* Text:

Operating Expense Discipline Supports Margin Story
Total operating expenses fell to $77.0 million in 2025 from $80.3 million in 2024, reflecting tighter cost control even as the company expanded its commercial footprint. Sales and marketing expense declined to $45.5 million from $49.2 million, helped by lower commissions and trimmed compensation related to headcount, which should support future margin resilience.
Guidance Prioritizes Cash Generation and Self-Sufficiency
For 2026, Xtant guided revenue to a lower $95 million to $99 million range on a pro-forma basis, reflecting the divestiture and roll-off of license deals, but reiterated its goal of remaining free-cash-flow positive without needing external capital. Management expects sequential quarter-over-quarter revenue growth through the year, gross margins in the low-60% range and organic biologics traction to gradually offset lost nonrecurring revenue.
Headline Revenue Drop Masks Structural Changes
The 2026 revenue outlook implies a 26% to 29% year-over-year decline from 2025’s $133.9 million, which management tied primarily to divested Coflex and related hardware sales and the expiration of nonrecurring Q-code and amniotic membrane license revenue. Around $18.7 million of 2025 license revenue will not repeat, creating a near-term drag on reported growth despite improvements in the quality of earnings.

Structured page parsing data:

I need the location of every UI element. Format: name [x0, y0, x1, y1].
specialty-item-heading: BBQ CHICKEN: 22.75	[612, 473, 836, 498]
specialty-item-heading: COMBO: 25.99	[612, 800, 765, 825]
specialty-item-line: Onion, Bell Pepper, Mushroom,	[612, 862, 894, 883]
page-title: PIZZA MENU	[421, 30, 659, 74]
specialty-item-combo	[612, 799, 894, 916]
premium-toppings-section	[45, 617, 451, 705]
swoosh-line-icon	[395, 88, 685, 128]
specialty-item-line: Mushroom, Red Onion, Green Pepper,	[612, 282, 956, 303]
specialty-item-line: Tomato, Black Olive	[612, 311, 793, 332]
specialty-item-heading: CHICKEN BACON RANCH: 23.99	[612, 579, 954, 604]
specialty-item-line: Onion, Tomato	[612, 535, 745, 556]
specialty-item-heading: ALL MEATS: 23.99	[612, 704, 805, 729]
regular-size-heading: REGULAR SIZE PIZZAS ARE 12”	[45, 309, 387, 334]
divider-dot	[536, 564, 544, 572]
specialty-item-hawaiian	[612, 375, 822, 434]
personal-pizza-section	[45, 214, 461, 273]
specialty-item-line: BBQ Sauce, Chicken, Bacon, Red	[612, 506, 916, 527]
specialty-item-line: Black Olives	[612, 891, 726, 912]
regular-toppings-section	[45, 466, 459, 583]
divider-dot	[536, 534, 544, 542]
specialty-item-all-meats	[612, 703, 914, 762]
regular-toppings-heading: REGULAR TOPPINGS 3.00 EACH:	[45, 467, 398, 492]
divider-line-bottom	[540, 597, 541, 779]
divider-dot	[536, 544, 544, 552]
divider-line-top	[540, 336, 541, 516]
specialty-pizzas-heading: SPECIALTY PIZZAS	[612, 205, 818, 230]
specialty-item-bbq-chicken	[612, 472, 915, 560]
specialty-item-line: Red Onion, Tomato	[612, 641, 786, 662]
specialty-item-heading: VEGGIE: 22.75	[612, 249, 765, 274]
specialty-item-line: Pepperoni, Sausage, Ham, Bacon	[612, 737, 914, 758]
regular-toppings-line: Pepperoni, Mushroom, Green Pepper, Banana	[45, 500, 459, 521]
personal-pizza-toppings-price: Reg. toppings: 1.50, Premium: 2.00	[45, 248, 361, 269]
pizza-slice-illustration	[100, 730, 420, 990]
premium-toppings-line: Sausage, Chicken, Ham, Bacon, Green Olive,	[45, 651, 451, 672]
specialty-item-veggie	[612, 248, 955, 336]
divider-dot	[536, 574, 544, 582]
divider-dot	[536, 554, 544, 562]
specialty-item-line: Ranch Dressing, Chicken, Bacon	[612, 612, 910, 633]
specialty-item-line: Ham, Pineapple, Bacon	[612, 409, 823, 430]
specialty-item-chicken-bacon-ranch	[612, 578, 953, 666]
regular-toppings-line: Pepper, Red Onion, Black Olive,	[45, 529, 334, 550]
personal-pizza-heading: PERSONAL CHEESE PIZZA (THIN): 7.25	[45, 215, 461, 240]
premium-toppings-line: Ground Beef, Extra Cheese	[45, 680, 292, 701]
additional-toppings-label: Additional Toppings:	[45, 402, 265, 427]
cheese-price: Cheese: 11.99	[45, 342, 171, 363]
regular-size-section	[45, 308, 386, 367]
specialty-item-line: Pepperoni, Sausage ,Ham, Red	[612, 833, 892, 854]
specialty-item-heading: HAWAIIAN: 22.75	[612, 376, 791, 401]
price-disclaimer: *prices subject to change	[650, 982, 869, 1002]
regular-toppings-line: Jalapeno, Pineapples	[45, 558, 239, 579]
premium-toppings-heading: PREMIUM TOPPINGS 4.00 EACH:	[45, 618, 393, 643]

* Exercises:
1. Reproduce the passage on Xtant's costs and guidance starting at "Guidance Prioritizes Cash" and ending at "lost nonrecurring revenue.", swapping "sequential" for "steady".
2. Extend the passage on Xtant's costs and guidance with new sentences that follow its final one.
The lines serve no purpose in these tasks and may be disregarded.

* Results of the exercise:
1.
Guidance Prioritizes Cash Generation and Self-Sufficiency
For 2026, Xtant guided revenue to a lower $95 million to $99 million range on a pro-forma basis, reflecting the divestiture and roll-off of license deals, but reiterated its goal of remaining free-cash-flow positive without needing external capital. Management expects steady quarter-over-quarter revenue growth through the year, gross margins in the low-60% range and organic biologics traction to gradually offset lost nonrecurring revenue.

2.
Biologics and Hardware Face Near-Term Pressure
Biologics revenue is expected to decline by low double digits in Q1 2026 versus Q1 2025, largely due to the lost amnio product, while remaining hardware is projected to fall roughly mid-teens after adjusting for the divestiture. For the full year, that residual hardware stream is expected to trend toward a high-teens decline as Xtant progressively deemphasizes lower-margin mechanical products.
Inventory and Compensation Costs Temper Margin Gains
Q4 2025 results absorbed a $1.3 million inventory charge tied to the Cortera Fixation System, part of broader excess and obsolete inventory expenses that shaved about 260 basis points off gross margin for the year. General and administrative costs also rose, with Q4 G&A increasing to $7.3 million from $5.7 million and full-year G&A edging up to $29.5 million, largely on higher compensation-related expenses.
Early Divestiture Close Weighed on Q4 Revenue
The Companion Spine transaction closed roughly one month earlier than management originally anticipated, in early December, which management estimated cost the company about $2 million of Q4 2025 revenue. While this timing hurt near-term reported sales, it also accelerated access to proceeds that have already been deployed to strengthen the balance sheet.
Channel Transition Brings Execution and Timing Risk
Management flagged that OEM, white-label and distributor arrangements are evolving post-divestiture, with OEM accounting for around 20% of biologics revenue today. The shift away from amnio, Q-code and certain OEM relationships introduces timing uncertainty on how fast branded Xtant biologics can backfill lost volume, adding an execution overhang despite a stronger strategic focus.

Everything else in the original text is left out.